What you should do:
Copy out the records in full, word for word, without pictures.

+ + +

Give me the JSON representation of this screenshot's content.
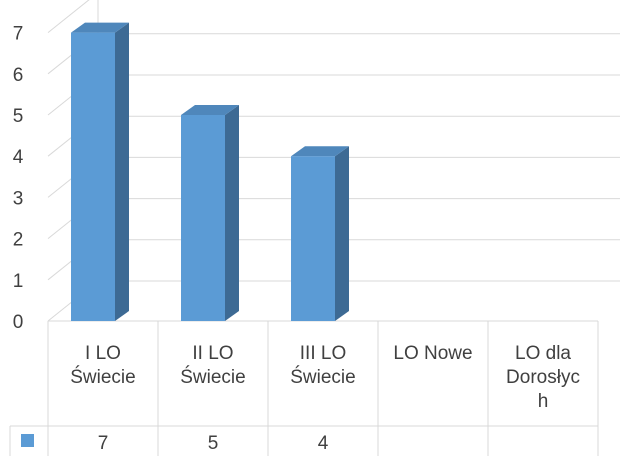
{
  "chart_data": {
    "type": "bar",
    "style": "3d-column-with-data-table",
    "categories": [
      [
        "I LO",
        "Świecie"
      ],
      [
        "II LO",
        "Świecie"
      ],
      [
        "III LO",
        "Świecie"
      ],
      [
        "LO Nowe"
      ],
      [
        "LO dla",
        "Dorosłyc",
        "h"
      ]
    ],
    "values": [
      7,
      5,
      4,
      null,
      null
    ],
    "table_values": [
      "7",
      "5",
      "4",
      "",
      ""
    ],
    "y_ticks": [
      "0",
      "1",
      "2",
      "3",
      "4",
      "5",
      "6",
      "7"
    ],
    "ylim": [
      0,
      7
    ],
    "grid": true,
    "legend": "data-table-left",
    "colors": {
      "bar_front": "#5b9bd5",
      "bar_side": "#3d6a94",
      "bar_top": "#4f87bb",
      "grid": "#d9d9d9",
      "legend_key": "#5b9bd5"
    }
  }
}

+ + +

Exercise result:
Give me the JSON representation of this screenshot's content.
{
  "chart_data": {
    "type": "bar",
    "style": "3d-column-with-data-table",
    "categories": [
      [
        "I LO",
        "Świecie"
      ],
      [
        "II LO",
        "Świecie"
      ],
      [
        "III LO",
        "Świecie"
      ],
      [
        "LO Nowe"
      ],
      [
        "LO dla",
        "Dorosłyc",
        "h"
      ]
    ],
    "values": [
      7,
      5,
      4,
      null,
      null
    ],
    "table_values": [
      "7",
      "5",
      "4",
      "",
      ""
    ],
    "y_ticks": [
      "0",
      "1",
      "2",
      "3",
      "4",
      "5",
      "6",
      "7"
    ],
    "ylim": [
      0,
      7
    ],
    "grid": true,
    "legend": "data-table-left",
    "colors": {
      "bar_front": "#5b9bd5",
      "bar_side": "#3d6a94",
      "bar_top": "#4f87bb",
      "grid": "#d9d9d9",
      "legend_key": "#5b9bd5"
    }
  }
}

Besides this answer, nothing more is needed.